TO BE DONE:
Below is a listing to write out in full, exactly as given, without its pictures.

[Rows from a dataset]
══════════

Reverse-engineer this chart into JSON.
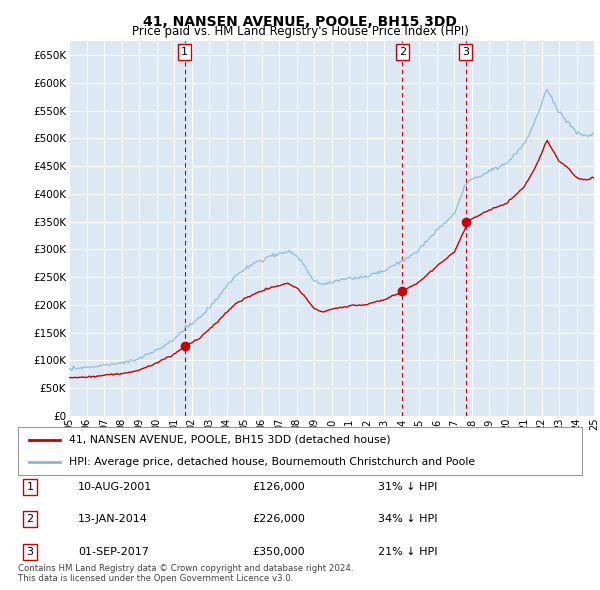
{
  "title": "41, NANSEN AVENUE, POOLE, BH15 3DD",
  "subtitle": "Price paid vs. HM Land Registry's House Price Index (HPI)",
  "ylim": [
    0,
    675000
  ],
  "yticks": [
    0,
    50000,
    100000,
    150000,
    200000,
    250000,
    300000,
    350000,
    400000,
    450000,
    500000,
    550000,
    600000,
    650000
  ],
  "background_color": "#dce9f5",
  "grid_color": "#ffffff",
  "sale_color": "#cc0000",
  "hpi_color": "#89b8d4",
  "vline_color": "#cc0000",
  "transactions": [
    {
      "label": "1",
      "date_num": 2001.61,
      "price": 126000,
      "date_str": "10-AUG-2001",
      "pct": "31% ↓ HPI"
    },
    {
      "label": "2",
      "date_num": 2014.04,
      "price": 226000,
      "date_str": "13-JAN-2014",
      "pct": "34% ↓ HPI"
    },
    {
      "label": "3",
      "date_num": 2017.67,
      "price": 350000,
      "date_str": "01-SEP-2017",
      "pct": "21% ↓ HPI"
    }
  ],
  "legend_sale_label": "41, NANSEN AVENUE, POOLE, BH15 3DD (detached house)",
  "legend_hpi_label": "HPI: Average price, detached house, Bournemouth Christchurch and Poole",
  "footnote": "Contains HM Land Registry data © Crown copyright and database right 2024.\nThis data is licensed under the Open Government Licence v3.0.",
  "table_rows": [
    [
      "1",
      "10-AUG-2001",
      "£126,000",
      "31% ↓ HPI"
    ],
    [
      "2",
      "13-JAN-2014",
      "£226,000",
      "34% ↓ HPI"
    ],
    [
      "3",
      "01-SEP-2017",
      "£350,000",
      "21% ↓ HPI"
    ]
  ]
}
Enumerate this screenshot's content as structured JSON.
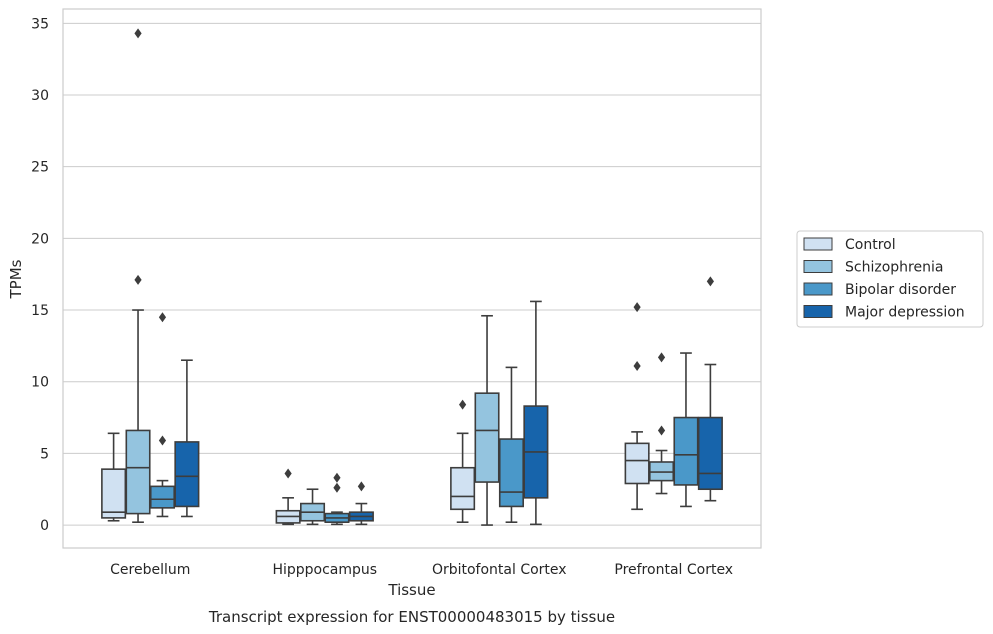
{
  "chart_data": {
    "type": "box",
    "title": "",
    "caption": "Transcript expression for ENST00000483015 by tissue",
    "xlabel": "Tissue",
    "ylabel": "TPMs",
    "ylim": [
      -1.6,
      36
    ],
    "yticks": [
      0,
      5,
      10,
      15,
      20,
      25,
      30,
      35
    ],
    "grid": "horizontal",
    "legend_position": "right",
    "categories": [
      "Cerebellum",
      "Hipppocampus",
      "Orbitofontal Cortex",
      "Prefrontal Cortex"
    ],
    "colors": [
      "#d0e1f2",
      "#94c4df",
      "#4a98c9",
      "#1764ab"
    ],
    "series": [
      {
        "name": "Control",
        "boxes": [
          {
            "whislo": 0.3,
            "q1": 0.5,
            "med": 0.9,
            "q3": 3.9,
            "whishi": 6.4,
            "fliers": []
          },
          {
            "whislo": 0.05,
            "q1": 0.15,
            "med": 0.6,
            "q3": 1.0,
            "whishi": 1.9,
            "fliers": [
              3.6
            ]
          },
          {
            "whislo": 0.2,
            "q1": 1.1,
            "med": 2.0,
            "q3": 4.0,
            "whishi": 6.4,
            "fliers": [
              8.4
            ]
          },
          {
            "whislo": 1.1,
            "q1": 2.9,
            "med": 4.5,
            "q3": 5.7,
            "whishi": 6.5,
            "fliers": [
              11.1,
              15.2
            ]
          }
        ]
      },
      {
        "name": "Schizophrenia",
        "boxes": [
          {
            "whislo": 0.2,
            "q1": 0.8,
            "med": 4.0,
            "q3": 6.6,
            "whishi": 15.0,
            "fliers": [
              17.1,
              34.3
            ]
          },
          {
            "whislo": 0.05,
            "q1": 0.3,
            "med": 0.9,
            "q3": 1.5,
            "whishi": 2.5,
            "fliers": []
          },
          {
            "whislo": 0.0,
            "q1": 3.0,
            "med": 6.6,
            "q3": 9.2,
            "whishi": 14.6,
            "fliers": []
          },
          {
            "whislo": 2.2,
            "q1": 3.1,
            "med": 3.7,
            "q3": 4.4,
            "whishi": 5.2,
            "fliers": [
              6.6,
              11.7
            ]
          }
        ]
      },
      {
        "name": "Bipolar disorder",
        "boxes": [
          {
            "whislo": 0.6,
            "q1": 1.2,
            "med": 1.8,
            "q3": 2.7,
            "whishi": 3.1,
            "fliers": [
              5.9,
              14.5
            ]
          },
          {
            "whislo": 0.05,
            "q1": 0.2,
            "med": 0.5,
            "q3": 0.8,
            "whishi": 0.9,
            "fliers": [
              2.6,
              3.3
            ]
          },
          {
            "whislo": 0.2,
            "q1": 1.3,
            "med": 2.3,
            "q3": 6.0,
            "whishi": 11.0,
            "fliers": []
          },
          {
            "whislo": 1.3,
            "q1": 2.8,
            "med": 4.9,
            "q3": 7.5,
            "whishi": 12.0,
            "fliers": []
          }
        ]
      },
      {
        "name": "Major depression",
        "boxes": [
          {
            "whislo": 0.6,
            "q1": 1.3,
            "med": 3.4,
            "q3": 5.8,
            "whishi": 11.5,
            "fliers": []
          },
          {
            "whislo": 0.05,
            "q1": 0.3,
            "med": 0.6,
            "q3": 0.9,
            "whishi": 1.5,
            "fliers": [
              2.7
            ]
          },
          {
            "whislo": 0.05,
            "q1": 1.9,
            "med": 5.1,
            "q3": 8.3,
            "whishi": 15.6,
            "fliers": []
          },
          {
            "whislo": 1.7,
            "q1": 2.5,
            "med": 3.6,
            "q3": 7.5,
            "whishi": 11.2,
            "fliers": [
              17.0
            ]
          }
        ]
      }
    ]
  }
}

══════════

RESPONSE:
Reverse-engineer this chart into JSON.
{
  "title": "41, NANSEN AVENUE, POOLE, BH15 3DD",
  "subtitle": "Price paid vs. HM Land Registry's House Price Index (HPI)",
  "ylim": [
    0,
    675000
  ],
  "yticks": [
    0,
    50000,
    100000,
    150000,
    200000,
    250000,
    300000,
    350000,
    400000,
    450000,
    500000,
    550000,
    600000,
    650000
  ],
  "background_color": "#dce9f5",
  "grid_color": "#ffffff",
  "sale_color": "#cc0000",
  "hpi_color": "#89b8d4",
  "vline_color": "#cc0000",
  "transactions": [
    {
      "label": "1",
      "date_num": 2001.61,
      "price": 126000,
      "date_str": "10-AUG-2001",
      "pct": "31% ↓ HPI"
    },
    {
      "label": "2",
      "date_num": 2014.04,
      "price": 226000,
      "date_str": "13-JAN-2014",
      "pct": "34% ↓ HPI"
    },
    {
      "label": "3",
      "date_num": 2017.67,
      "price": 350000,
      "date_str": "01-SEP-2017",
      "pct": "21% ↓ HPI"
    }
  ],
  "legend_sale_label": "41, NANSEN AVENUE, POOLE, BH15 3DD (detached house)",
  "legend_hpi_label": "HPI: Average price, detached house, Bournemouth Christchurch and Poole",
  "footnote": "Contains HM Land Registry data © Crown copyright and database right 2024.\nThis data is licensed under the Open Government Licence v3.0.",
  "table_rows": [
    [
      "1",
      "10-AUG-2001",
      "£126,000",
      "31% ↓ HPI"
    ],
    [
      "2",
      "13-JAN-2014",
      "£226,000",
      "34% ↓ HPI"
    ],
    [
      "3",
      "01-SEP-2017",
      "£350,000",
      "21% ↓ HPI"
    ]
  ]
}
Enumerate this screenshot's content as structured JSON.
{
  "chart_data": {
    "type": "box",
    "title": "",
    "caption": "Transcript expression for ENST00000483015 by tissue",
    "xlabel": "Tissue",
    "ylabel": "TPMs",
    "ylim": [
      -1.6,
      36
    ],
    "yticks": [
      0,
      5,
      10,
      15,
      20,
      25,
      30,
      35
    ],
    "grid": "horizontal",
    "legend_position": "right",
    "categories": [
      "Cerebellum",
      "Hipppocampus",
      "Orbitofontal Cortex",
      "Prefrontal Cortex"
    ],
    "colors": [
      "#d0e1f2",
      "#94c4df",
      "#4a98c9",
      "#1764ab"
    ],
    "series": [
      {
        "name": "Control",
        "boxes": [
          {
            "whislo": 0.3,
            "q1": 0.5,
            "med": 0.9,
            "q3": 3.9,
            "whishi": 6.4,
            "fliers": []
          },
          {
            "whislo": 0.05,
            "q1": 0.15,
            "med": 0.6,
            "q3": 1.0,
            "whishi": 1.9,
            "fliers": [
              3.6
            ]
          },
          {
            "whislo": 0.2,
            "q1": 1.1,
            "med": 2.0,
            "q3": 4.0,
            "whishi": 6.4,
            "fliers": [
              8.4
            ]
          },
          {
            "whislo": 1.1,
            "q1": 2.9,
            "med": 4.5,
            "q3": 5.7,
            "whishi": 6.5,
            "fliers": [
              11.1,
              15.2
            ]
          }
        ]
      },
      {
        "name": "Schizophrenia",
        "boxes": [
          {
            "whislo": 0.2,
            "q1": 0.8,
            "med": 4.0,
            "q3": 6.6,
            "whishi": 15.0,
            "fliers": [
              17.1,
              34.3
            ]
          },
          {
            "whislo": 0.05,
            "q1": 0.3,
            "med": 0.9,
            "q3": 1.5,
            "whishi": 2.5,
            "fliers": []
          },
          {
            "whislo": 0.0,
            "q1": 3.0,
            "med": 6.6,
            "q3": 9.2,
            "whishi": 14.6,
            "fliers": []
          },
          {
            "whislo": 2.2,
            "q1": 3.1,
            "med": 3.7,
            "q3": 4.4,
            "whishi": 5.2,
            "fliers": [
              6.6,
              11.7
            ]
          }
        ]
      },
      {
        "name": "Bipolar disorder",
        "boxes": [
          {
            "whislo": 0.6,
            "q1": 1.2,
            "med": 1.8,
            "q3": 2.7,
            "whishi": 3.1,
            "fliers": [
              5.9,
              14.5
            ]
          },
          {
            "whislo": 0.05,
            "q1": 0.2,
            "med": 0.5,
            "q3": 0.8,
            "whishi": 0.9,
            "fliers": [
              2.6,
              3.3
            ]
          },
          {
            "whislo": 0.2,
            "q1": 1.3,
            "med": 2.3,
            "q3": 6.0,
            "whishi": 11.0,
            "fliers": []
          },
          {
            "whislo": 1.3,
            "q1": 2.8,
            "med": 4.9,
            "q3": 7.5,
            "whishi": 12.0,
            "fliers": []
          }
        ]
      },
      {
        "name": "Major depression",
        "boxes": [
          {
            "whislo": 0.6,
            "q1": 1.3,
            "med": 3.4,
            "q3": 5.8,
            "whishi": 11.5,
            "fliers": []
          },
          {
            "whislo": 0.05,
            "q1": 0.3,
            "med": 0.6,
            "q3": 0.9,
            "whishi": 1.5,
            "fliers": [
              2.7
            ]
          },
          {
            "whislo": 0.05,
            "q1": 1.9,
            "med": 5.1,
            "q3": 8.3,
            "whishi": 15.6,
            "fliers": []
          },
          {
            "whislo": 1.7,
            "q1": 2.5,
            "med": 3.6,
            "q3": 7.5,
            "whishi": 11.2,
            "fliers": [
              17.0
            ]
          }
        ]
      }
    ]
  }
}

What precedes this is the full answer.